STORED RECORDS:

◇ ◇ ◇

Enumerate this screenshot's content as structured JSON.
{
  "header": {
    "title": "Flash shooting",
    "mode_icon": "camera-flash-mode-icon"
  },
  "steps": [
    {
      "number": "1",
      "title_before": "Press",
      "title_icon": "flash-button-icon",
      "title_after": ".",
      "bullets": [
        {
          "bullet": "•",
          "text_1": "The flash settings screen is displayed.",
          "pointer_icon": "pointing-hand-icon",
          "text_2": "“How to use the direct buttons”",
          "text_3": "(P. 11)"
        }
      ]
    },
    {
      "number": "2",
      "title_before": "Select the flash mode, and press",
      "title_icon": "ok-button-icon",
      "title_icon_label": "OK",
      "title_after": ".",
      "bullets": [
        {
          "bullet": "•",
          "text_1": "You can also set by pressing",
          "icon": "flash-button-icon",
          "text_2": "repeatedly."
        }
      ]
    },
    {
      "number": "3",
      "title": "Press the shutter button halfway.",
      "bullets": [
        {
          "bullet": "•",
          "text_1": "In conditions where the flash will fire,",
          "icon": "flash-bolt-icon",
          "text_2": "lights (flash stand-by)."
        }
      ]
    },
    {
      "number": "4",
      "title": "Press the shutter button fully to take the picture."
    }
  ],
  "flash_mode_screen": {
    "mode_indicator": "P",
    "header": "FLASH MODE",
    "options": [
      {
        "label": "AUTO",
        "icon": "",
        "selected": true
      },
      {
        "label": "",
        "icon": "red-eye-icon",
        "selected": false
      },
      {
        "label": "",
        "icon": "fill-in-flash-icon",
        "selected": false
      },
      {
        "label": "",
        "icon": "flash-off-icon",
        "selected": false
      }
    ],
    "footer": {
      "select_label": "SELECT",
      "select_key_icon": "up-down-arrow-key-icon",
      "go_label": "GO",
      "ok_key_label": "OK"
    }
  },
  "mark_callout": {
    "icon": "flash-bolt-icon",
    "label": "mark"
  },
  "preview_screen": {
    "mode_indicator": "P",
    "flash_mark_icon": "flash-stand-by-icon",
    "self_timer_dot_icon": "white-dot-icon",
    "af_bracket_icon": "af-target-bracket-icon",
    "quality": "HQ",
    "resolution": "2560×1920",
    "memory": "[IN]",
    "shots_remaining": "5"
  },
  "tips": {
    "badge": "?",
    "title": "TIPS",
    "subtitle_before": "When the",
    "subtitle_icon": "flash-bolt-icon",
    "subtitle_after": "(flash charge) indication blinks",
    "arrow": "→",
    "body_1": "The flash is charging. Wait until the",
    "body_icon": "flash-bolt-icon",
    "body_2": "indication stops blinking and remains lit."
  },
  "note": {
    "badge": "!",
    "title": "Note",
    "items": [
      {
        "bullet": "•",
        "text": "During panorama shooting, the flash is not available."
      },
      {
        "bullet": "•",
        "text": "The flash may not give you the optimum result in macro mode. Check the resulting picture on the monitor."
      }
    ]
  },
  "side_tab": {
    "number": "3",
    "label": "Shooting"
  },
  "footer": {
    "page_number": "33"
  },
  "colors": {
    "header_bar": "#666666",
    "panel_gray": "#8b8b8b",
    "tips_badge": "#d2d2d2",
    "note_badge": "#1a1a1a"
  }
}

◇ ◇ ◇

WORK TO COMPLETE: Reproduce every line above without error.

CORRECT ANSWER:
Enumerate this screenshot's content as structured JSON.
{
  "header": {
    "title": "Flash shooting",
    "mode_icon": "camera-flash-mode-icon"
  },
  "steps": [
    {
      "number": "1",
      "title_before": "Press",
      "title_icon": "flash-button-icon",
      "title_after": ".",
      "bullets": [
        {
          "bullet": "•",
          "text_1": "The flash settings screen is displayed.",
          "pointer_icon": "pointing-hand-icon",
          "text_2": "“How to use the direct buttons”",
          "text_3": "(P. 11)"
        }
      ]
    },
    {
      "number": "2",
      "title_before": "Select the flash mode, and press",
      "title_icon": "ok-button-icon",
      "title_icon_label": "OK",
      "title_after": ".",
      "bullets": [
        {
          "bullet": "•",
          "text_1": "You can also set by pressing",
          "icon": "flash-button-icon",
          "text_2": "repeatedly."
        }
      ]
    },
    {
      "number": "3",
      "title": "Press the shutter button halfway.",
      "bullets": [
        {
          "bullet": "•",
          "text_1": "In conditions where the flash will fire,",
          "icon": "flash-bolt-icon",
          "text_2": "lights (flash stand-by)."
        }
      ]
    },
    {
      "number": "4",
      "title": "Press the shutter button fully to take the picture."
    }
  ],
  "flash_mode_screen": {
    "mode_indicator": "P",
    "header": "FLASH MODE",
    "options": [
      {
        "label": "AUTO",
        "icon": "",
        "selected": true
      },
      {
        "label": "",
        "icon": "red-eye-icon",
        "selected": false
      },
      {
        "label": "",
        "icon": "fill-in-flash-icon",
        "selected": false
      },
      {
        "label": "",
        "icon": "flash-off-icon",
        "selected": false
      }
    ],
    "footer": {
      "select_label": "SELECT",
      "select_key_icon": "up-down-arrow-key-icon",
      "go_label": "GO",
      "ok_key_label": "OK"
    }
  },
  "mark_callout": {
    "icon": "flash-bolt-icon",
    "label": "mark"
  },
  "preview_screen": {
    "mode_indicator": "P",
    "flash_mark_icon": "flash-stand-by-icon",
    "self_timer_dot_icon": "white-dot-icon",
    "af_bracket_icon": "af-target-bracket-icon",
    "quality": "HQ",
    "resolution": "2560×1920",
    "memory": "[IN]",
    "shots_remaining": "5"
  },
  "tips": {
    "badge": "?",
    "title": "TIPS",
    "subtitle_before": "When the",
    "subtitle_icon": "flash-bolt-icon",
    "subtitle_after": "(flash charge) indication blinks",
    "arrow": "→",
    "body_1": "The flash is charging. Wait until the",
    "body_icon": "flash-bolt-icon",
    "body_2": "indication stops blinking and remains lit."
  },
  "note": {
    "badge": "!",
    "title": "Note",
    "items": [
      {
        "bullet": "•",
        "text": "During panorama shooting, the flash is not available."
      },
      {
        "bullet": "•",
        "text": "The flash may not give you the optimum result in macro mode. Check the resulting picture on the monitor."
      }
    ]
  },
  "side_tab": {
    "number": "3",
    "label": "Shooting"
  },
  "footer": {
    "page_number": "33"
  },
  "colors": {
    "header_bar": "#666666",
    "panel_gray": "#8b8b8b",
    "tips_badge": "#d2d2d2",
    "note_badge": "#1a1a1a"
  }
}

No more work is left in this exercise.